Task description: Transcribe each line of the material as it is, and drop any picture.

** Begin Data supplied **

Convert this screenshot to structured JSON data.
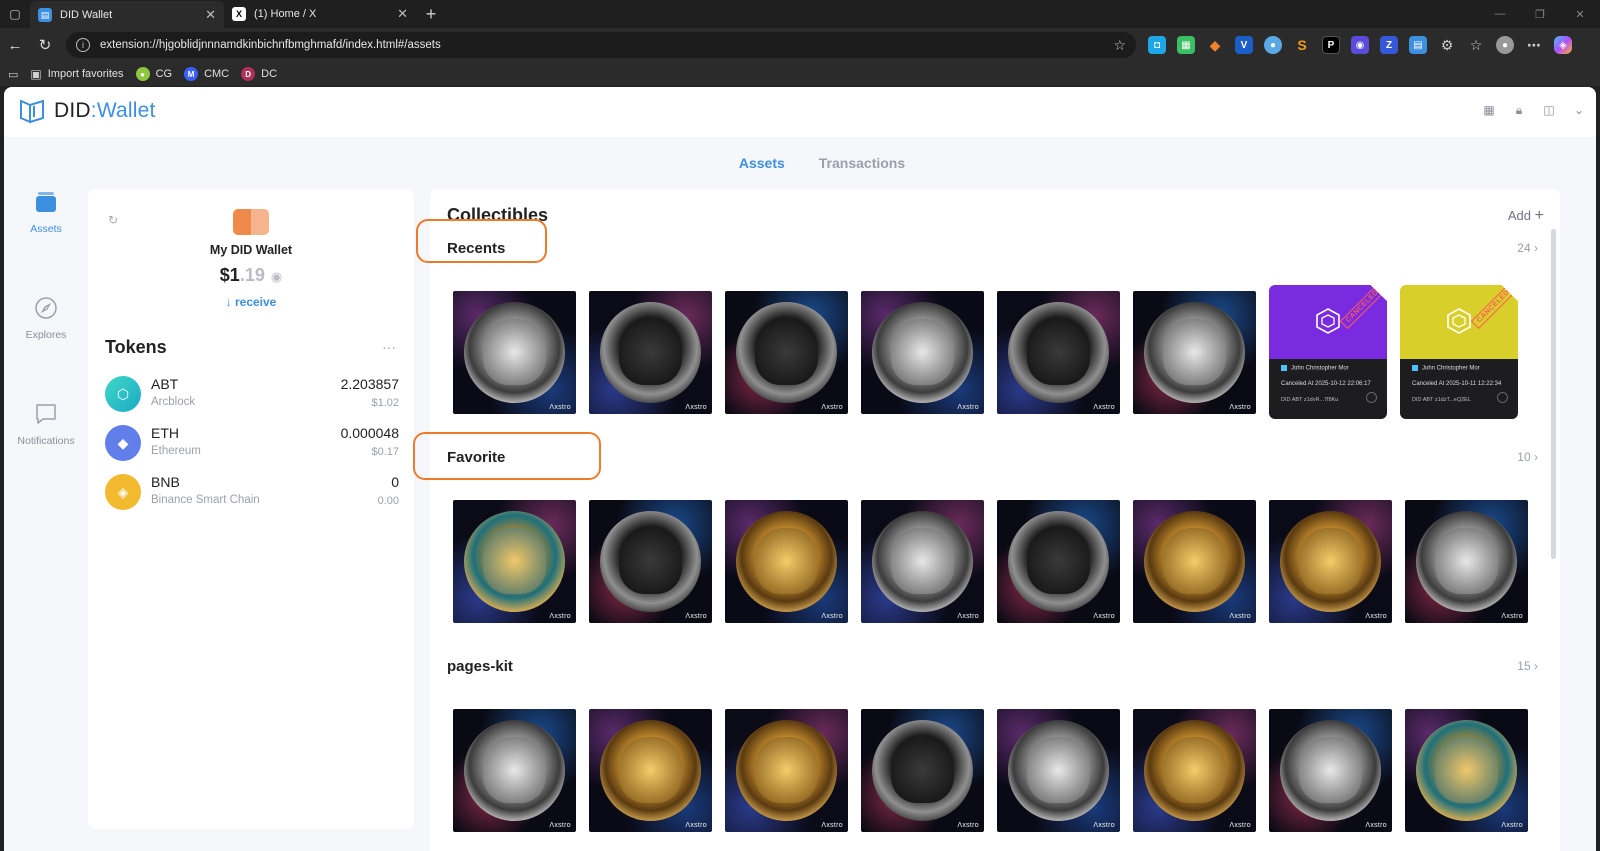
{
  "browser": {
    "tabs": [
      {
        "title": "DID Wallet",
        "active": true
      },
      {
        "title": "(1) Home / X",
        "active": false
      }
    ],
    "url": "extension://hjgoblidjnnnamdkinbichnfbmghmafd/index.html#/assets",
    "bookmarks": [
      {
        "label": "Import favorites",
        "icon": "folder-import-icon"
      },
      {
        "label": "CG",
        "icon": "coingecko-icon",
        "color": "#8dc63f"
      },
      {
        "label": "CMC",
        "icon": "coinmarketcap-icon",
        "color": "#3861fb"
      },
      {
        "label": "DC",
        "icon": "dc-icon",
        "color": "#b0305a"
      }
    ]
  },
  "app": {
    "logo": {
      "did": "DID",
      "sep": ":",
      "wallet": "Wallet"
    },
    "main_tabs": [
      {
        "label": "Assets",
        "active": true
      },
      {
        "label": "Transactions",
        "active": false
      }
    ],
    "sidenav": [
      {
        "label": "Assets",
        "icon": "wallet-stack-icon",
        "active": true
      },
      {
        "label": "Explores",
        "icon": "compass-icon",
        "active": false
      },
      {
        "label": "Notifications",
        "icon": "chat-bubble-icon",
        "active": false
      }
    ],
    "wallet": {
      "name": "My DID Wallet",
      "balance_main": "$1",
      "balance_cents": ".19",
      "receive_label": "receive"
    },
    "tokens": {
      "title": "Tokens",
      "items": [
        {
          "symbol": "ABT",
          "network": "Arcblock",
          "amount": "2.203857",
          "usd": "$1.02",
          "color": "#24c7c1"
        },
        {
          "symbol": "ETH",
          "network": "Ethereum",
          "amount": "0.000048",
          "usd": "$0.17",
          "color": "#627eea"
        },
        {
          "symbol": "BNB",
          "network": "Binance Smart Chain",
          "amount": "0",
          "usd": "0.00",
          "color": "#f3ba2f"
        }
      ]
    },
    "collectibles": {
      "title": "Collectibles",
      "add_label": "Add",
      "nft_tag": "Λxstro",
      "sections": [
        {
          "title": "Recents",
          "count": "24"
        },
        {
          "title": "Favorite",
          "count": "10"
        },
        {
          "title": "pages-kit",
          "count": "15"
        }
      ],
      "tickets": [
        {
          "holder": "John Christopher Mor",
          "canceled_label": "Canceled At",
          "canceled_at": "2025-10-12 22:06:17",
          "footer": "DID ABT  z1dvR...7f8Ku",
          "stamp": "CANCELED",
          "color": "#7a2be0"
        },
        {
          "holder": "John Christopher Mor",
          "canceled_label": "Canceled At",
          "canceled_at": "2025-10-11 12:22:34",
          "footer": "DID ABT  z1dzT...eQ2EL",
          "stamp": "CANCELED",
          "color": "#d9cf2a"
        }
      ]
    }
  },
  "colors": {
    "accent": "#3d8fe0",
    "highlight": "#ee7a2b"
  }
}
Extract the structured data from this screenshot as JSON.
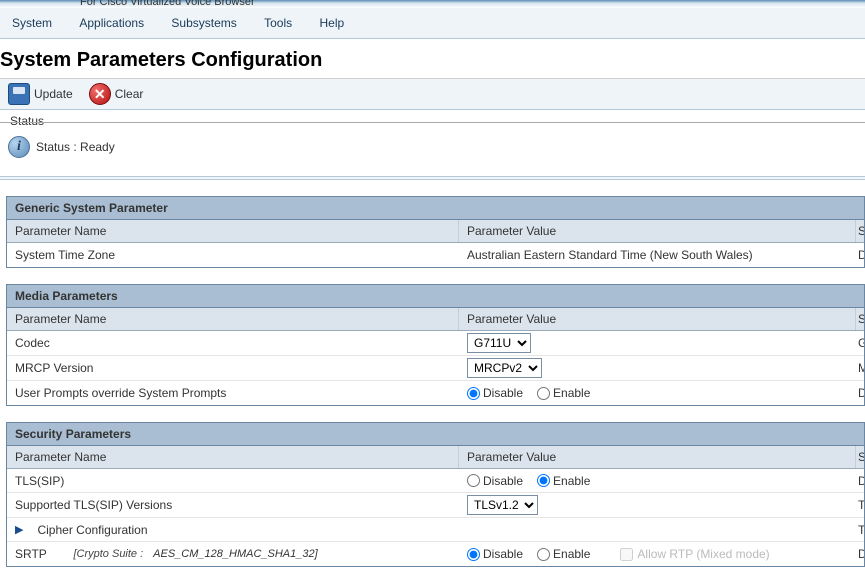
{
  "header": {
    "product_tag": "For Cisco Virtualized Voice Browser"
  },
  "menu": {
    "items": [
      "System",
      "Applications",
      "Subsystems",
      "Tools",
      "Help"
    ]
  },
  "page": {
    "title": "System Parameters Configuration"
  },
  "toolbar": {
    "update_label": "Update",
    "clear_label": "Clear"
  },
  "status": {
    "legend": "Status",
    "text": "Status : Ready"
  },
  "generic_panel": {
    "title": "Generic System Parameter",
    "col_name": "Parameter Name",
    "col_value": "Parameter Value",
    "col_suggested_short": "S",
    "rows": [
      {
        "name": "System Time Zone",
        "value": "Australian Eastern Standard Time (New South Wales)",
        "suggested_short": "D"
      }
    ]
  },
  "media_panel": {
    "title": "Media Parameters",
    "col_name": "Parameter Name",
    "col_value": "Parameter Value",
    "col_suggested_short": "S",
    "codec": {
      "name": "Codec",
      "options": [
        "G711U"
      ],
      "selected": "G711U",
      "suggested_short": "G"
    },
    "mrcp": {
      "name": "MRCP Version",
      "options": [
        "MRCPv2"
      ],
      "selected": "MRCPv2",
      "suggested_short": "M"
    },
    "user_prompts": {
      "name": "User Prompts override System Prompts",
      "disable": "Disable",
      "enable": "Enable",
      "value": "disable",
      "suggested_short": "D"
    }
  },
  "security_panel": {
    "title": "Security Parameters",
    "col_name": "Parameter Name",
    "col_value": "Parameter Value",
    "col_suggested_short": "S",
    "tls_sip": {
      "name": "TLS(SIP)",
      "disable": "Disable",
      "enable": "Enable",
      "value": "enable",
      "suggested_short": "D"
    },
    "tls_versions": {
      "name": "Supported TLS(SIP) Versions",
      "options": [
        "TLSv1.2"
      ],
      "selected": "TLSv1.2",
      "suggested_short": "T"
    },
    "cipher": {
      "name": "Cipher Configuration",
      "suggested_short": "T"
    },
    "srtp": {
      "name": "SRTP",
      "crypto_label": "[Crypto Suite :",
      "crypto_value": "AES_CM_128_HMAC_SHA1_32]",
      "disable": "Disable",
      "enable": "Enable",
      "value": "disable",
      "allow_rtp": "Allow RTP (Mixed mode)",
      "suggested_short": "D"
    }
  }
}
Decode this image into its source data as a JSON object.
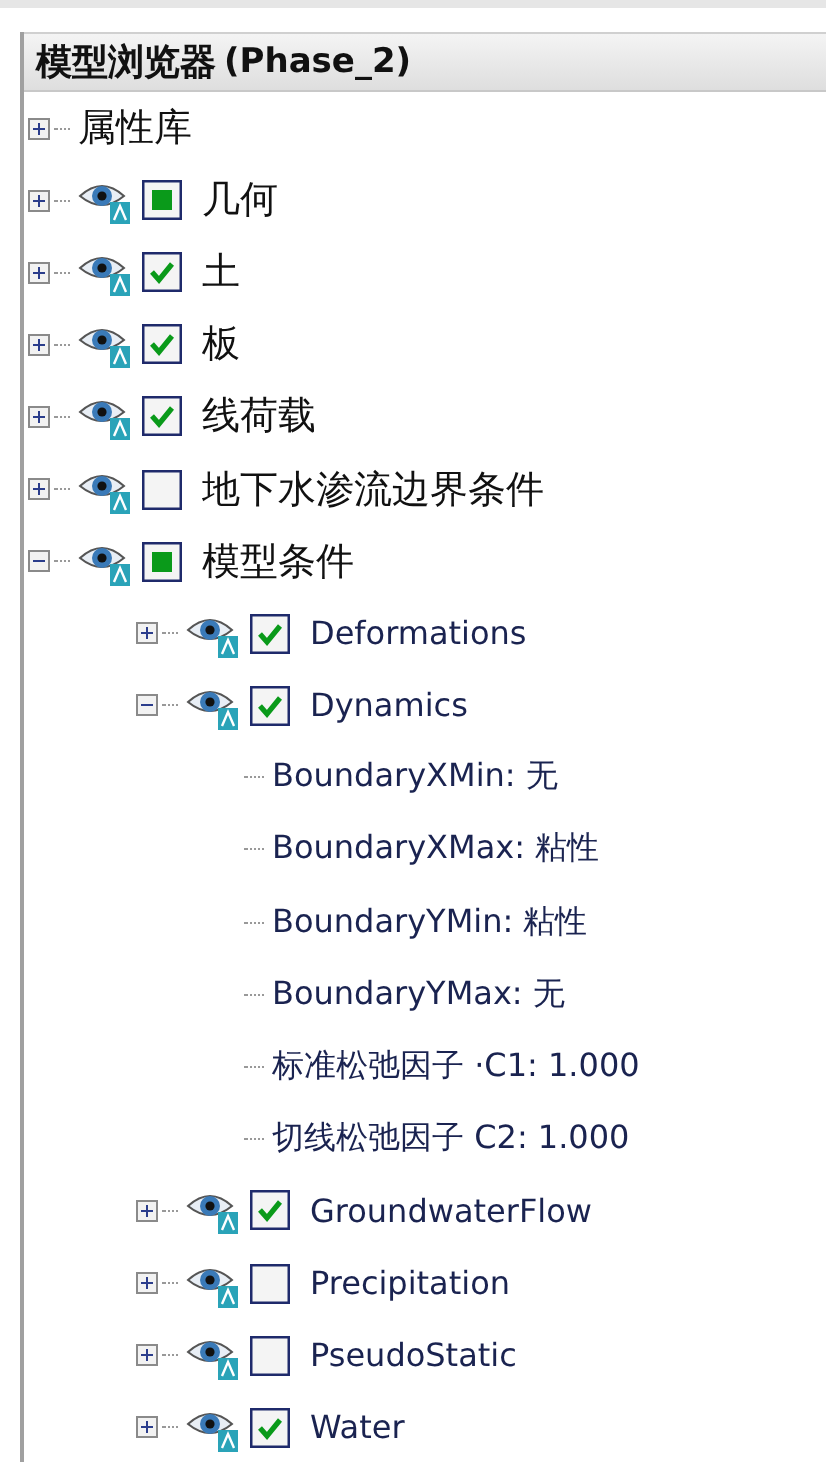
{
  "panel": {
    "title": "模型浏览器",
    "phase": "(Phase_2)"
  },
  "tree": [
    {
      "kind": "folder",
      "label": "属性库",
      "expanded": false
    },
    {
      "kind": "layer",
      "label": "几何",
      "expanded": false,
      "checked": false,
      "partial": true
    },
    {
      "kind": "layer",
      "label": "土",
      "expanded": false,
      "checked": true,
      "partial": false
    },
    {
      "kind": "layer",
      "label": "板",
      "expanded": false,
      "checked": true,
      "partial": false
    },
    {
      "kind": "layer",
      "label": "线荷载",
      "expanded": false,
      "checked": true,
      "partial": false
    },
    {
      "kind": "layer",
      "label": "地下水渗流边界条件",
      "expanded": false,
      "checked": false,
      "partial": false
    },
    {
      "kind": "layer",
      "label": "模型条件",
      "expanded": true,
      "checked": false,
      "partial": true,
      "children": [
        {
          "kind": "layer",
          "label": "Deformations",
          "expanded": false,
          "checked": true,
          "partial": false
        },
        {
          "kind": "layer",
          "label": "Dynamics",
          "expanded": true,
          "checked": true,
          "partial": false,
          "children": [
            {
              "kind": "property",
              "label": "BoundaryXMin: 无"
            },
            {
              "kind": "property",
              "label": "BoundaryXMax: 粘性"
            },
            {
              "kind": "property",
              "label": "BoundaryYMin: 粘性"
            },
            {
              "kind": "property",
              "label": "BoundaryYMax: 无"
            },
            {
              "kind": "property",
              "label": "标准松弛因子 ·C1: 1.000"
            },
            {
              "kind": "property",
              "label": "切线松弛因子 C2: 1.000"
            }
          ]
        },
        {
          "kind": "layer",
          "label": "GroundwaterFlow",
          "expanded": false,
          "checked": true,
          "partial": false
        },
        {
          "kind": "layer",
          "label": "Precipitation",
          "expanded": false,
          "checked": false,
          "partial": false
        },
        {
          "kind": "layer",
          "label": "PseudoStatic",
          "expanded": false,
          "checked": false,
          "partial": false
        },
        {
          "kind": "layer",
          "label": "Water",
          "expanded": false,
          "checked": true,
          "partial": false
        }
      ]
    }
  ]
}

** End Data supplied **

Expected output:
Convert this screenshot to structured JSON data.
{
  "browser": {
    "tabs": [
      {
        "title": "DID Wallet",
        "active": true
      },
      {
        "title": "(1) Home / X",
        "active": false
      }
    ],
    "url": "extension://hjgoblidjnnnamdkinbichnfbmghmafd/index.html#/assets",
    "bookmarks": [
      {
        "label": "Import favorites",
        "icon": "folder-import-icon"
      },
      {
        "label": "CG",
        "icon": "coingecko-icon",
        "color": "#8dc63f"
      },
      {
        "label": "CMC",
        "icon": "coinmarketcap-icon",
        "color": "#3861fb"
      },
      {
        "label": "DC",
        "icon": "dc-icon",
        "color": "#b0305a"
      }
    ]
  },
  "app": {
    "logo": {
      "did": "DID",
      "sep": ":",
      "wallet": "Wallet"
    },
    "main_tabs": [
      {
        "label": "Assets",
        "active": true
      },
      {
        "label": "Transactions",
        "active": false
      }
    ],
    "sidenav": [
      {
        "label": "Assets",
        "icon": "wallet-stack-icon",
        "active": true
      },
      {
        "label": "Explores",
        "icon": "compass-icon",
        "active": false
      },
      {
        "label": "Notifications",
        "icon": "chat-bubble-icon",
        "active": false
      }
    ],
    "wallet": {
      "name": "My DID Wallet",
      "balance_main": "$1",
      "balance_cents": ".19",
      "receive_label": "receive"
    },
    "tokens": {
      "title": "Tokens",
      "items": [
        {
          "symbol": "ABT",
          "network": "Arcblock",
          "amount": "2.203857",
          "usd": "$1.02",
          "color": "#24c7c1"
        },
        {
          "symbol": "ETH",
          "network": "Ethereum",
          "amount": "0.000048",
          "usd": "$0.17",
          "color": "#627eea"
        },
        {
          "symbol": "BNB",
          "network": "Binance Smart Chain",
          "amount": "0",
          "usd": "0.00",
          "color": "#f3ba2f"
        }
      ]
    },
    "collectibles": {
      "title": "Collectibles",
      "add_label": "Add",
      "nft_tag": "Λxstro",
      "sections": [
        {
          "title": "Recents",
          "count": "24"
        },
        {
          "title": "Favorite",
          "count": "10"
        },
        {
          "title": "pages-kit",
          "count": "15"
        }
      ],
      "tickets": [
        {
          "holder": "John Christopher Mor",
          "canceled_label": "Canceled At",
          "canceled_at": "2025-10-12 22:06:17",
          "footer": "DID ABT  z1dvR...7f8Ku",
          "stamp": "CANCELED",
          "color": "#7a2be0"
        },
        {
          "holder": "John Christopher Mor",
          "canceled_label": "Canceled At",
          "canceled_at": "2025-10-11 12:22:34",
          "footer": "DID ABT  z1dzT...eQ2EL",
          "stamp": "CANCELED",
          "color": "#d9cf2a"
        }
      ]
    }
  },
  "colors": {
    "accent": "#3d8fe0",
    "highlight": "#ee7a2b"
  }
}
Extract the structured data from this screenshot as JSON.
{
  "header": {
    "product_tag": "For Cisco Virtualized Voice Browser"
  },
  "menu": {
    "items": [
      "System",
      "Applications",
      "Subsystems",
      "Tools",
      "Help"
    ]
  },
  "page": {
    "title": "System Parameters Configuration"
  },
  "toolbar": {
    "update_label": "Update",
    "clear_label": "Clear"
  },
  "status": {
    "legend": "Status",
    "text": "Status : Ready"
  },
  "generic_panel": {
    "title": "Generic System Parameter",
    "col_name": "Parameter Name",
    "col_value": "Parameter Value",
    "col_suggested_short": "S",
    "rows": [
      {
        "name": "System Time Zone",
        "value": "Australian Eastern Standard Time (New South Wales)",
        "suggested_short": "D"
      }
    ]
  },
  "media_panel": {
    "title": "Media Parameters",
    "col_name": "Parameter Name",
    "col_value": "Parameter Value",
    "col_suggested_short": "S",
    "codec": {
      "name": "Codec",
      "options": [
        "G711U"
      ],
      "selected": "G711U",
      "suggested_short": "G"
    },
    "mrcp": {
      "name": "MRCP Version",
      "options": [
        "MRCPv2"
      ],
      "selected": "MRCPv2",
      "suggested_short": "M"
    },
    "user_prompts": {
      "name": "User Prompts override System Prompts",
      "disable": "Disable",
      "enable": "Enable",
      "value": "disable",
      "suggested_short": "D"
    }
  },
  "security_panel": {
    "title": "Security Parameters",
    "col_name": "Parameter Name",
    "col_value": "Parameter Value",
    "col_suggested_short": "S",
    "tls_sip": {
      "name": "TLS(SIP)",
      "disable": "Disable",
      "enable": "Enable",
      "value": "enable",
      "suggested_short": "D"
    },
    "tls_versions": {
      "name": "Supported TLS(SIP) Versions",
      "options": [
        "TLSv1.2"
      ],
      "selected": "TLSv1.2",
      "suggested_short": "T"
    },
    "cipher": {
      "name": "Cipher Configuration",
      "suggested_short": "T"
    },
    "srtp": {
      "name": "SRTP",
      "crypto_label": "[Crypto Suite :",
      "crypto_value": "AES_CM_128_HMAC_SHA1_32]",
      "disable": "Disable",
      "enable": "Enable",
      "value": "disable",
      "allow_rtp": "Allow RTP (Mixed mode)",
      "suggested_short": "D"
    }
  }
}
Decode this image into its source data as a JSON object.
{
  "panel": {
    "title": "模型浏览器",
    "phase": "(Phase_2)"
  },
  "tree": [
    {
      "kind": "folder",
      "label": "属性库",
      "expanded": false
    },
    {
      "kind": "layer",
      "label": "几何",
      "expanded": false,
      "checked": false,
      "partial": true
    },
    {
      "kind": "layer",
      "label": "土",
      "expanded": false,
      "checked": true,
      "partial": false
    },
    {
      "kind": "layer",
      "label": "板",
      "expanded": false,
      "checked": true,
      "partial": false
    },
    {
      "kind": "layer",
      "label": "线荷载",
      "expanded": false,
      "checked": true,
      "partial": false
    },
    {
      "kind": "layer",
      "label": "地下水渗流边界条件",
      "expanded": false,
      "checked": false,
      "partial": false
    },
    {
      "kind": "layer",
      "label": "模型条件",
      "expanded": true,
      "checked": false,
      "partial": true,
      "children": [
        {
          "kind": "layer",
          "label": "Deformations",
          "expanded": false,
          "checked": true,
          "partial": false
        },
        {
          "kind": "layer",
          "label": "Dynamics",
          "expanded": true,
          "checked": true,
          "partial": false,
          "children": [
            {
              "kind": "property",
              "label": "BoundaryXMin: 无"
            },
            {
              "kind": "property",
              "label": "BoundaryXMax: 粘性"
            },
            {
              "kind": "property",
              "label": "BoundaryYMin: 粘性"
            },
            {
              "kind": "property",
              "label": "BoundaryYMax: 无"
            },
            {
              "kind": "property",
              "label": "标准松弛因子 ·C1: 1.000"
            },
            {
              "kind": "property",
              "label": "切线松弛因子 C2: 1.000"
            }
          ]
        },
        {
          "kind": "layer",
          "label": "GroundwaterFlow",
          "expanded": false,
          "checked": true,
          "partial": false
        },
        {
          "kind": "layer",
          "label": "Precipitation",
          "expanded": false,
          "checked": false,
          "partial": false
        },
        {
          "kind": "layer",
          "label": "PseudoStatic",
          "expanded": false,
          "checked": false,
          "partial": false
        },
        {
          "kind": "layer",
          "label": "Water",
          "expanded": false,
          "checked": true,
          "partial": false
        }
      ]
    }
  ]
}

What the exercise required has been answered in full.